### Given instruction
Filter for the word "SEMESTER" and keep each matching line.

## begin Task material

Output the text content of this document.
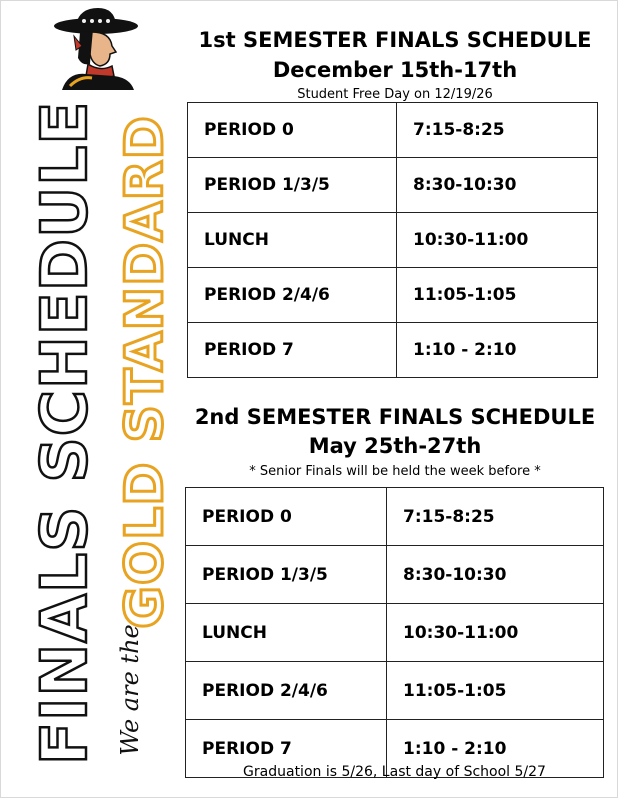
FINALS SCHEDULE GOLD STANDARD
We are the
1st SEMESTER FINALS SCHEDULE
December 15th-17th
Student Free Day on 12/19/26
PERIOD 0	7:15-8:25
PERIOD 1/3/5	8:30-10:30
LUNCH	10:30-11:00
PERIOD 2/4/6	11:05-1:05
PERIOD 7	1:10 - 2:10
2nd SEMESTER FINALS SCHEDULE
May 25th-27th
* Senior Finals will be held the week before *
PERIOD 0	7:15-8:25
PERIOD 1/3/5	8:30-10:30
LUNCH	10:30-11:00
PERIOD 2/4/6	11:05-1:05
PERIOD 7	1:10 - 2:10
Graduation is 5/26, Last day of School 5/27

## end Task material

### Result for this exercise
1st SEMESTER FINALS SCHEDULE
2nd SEMESTER FINALS SCHEDULE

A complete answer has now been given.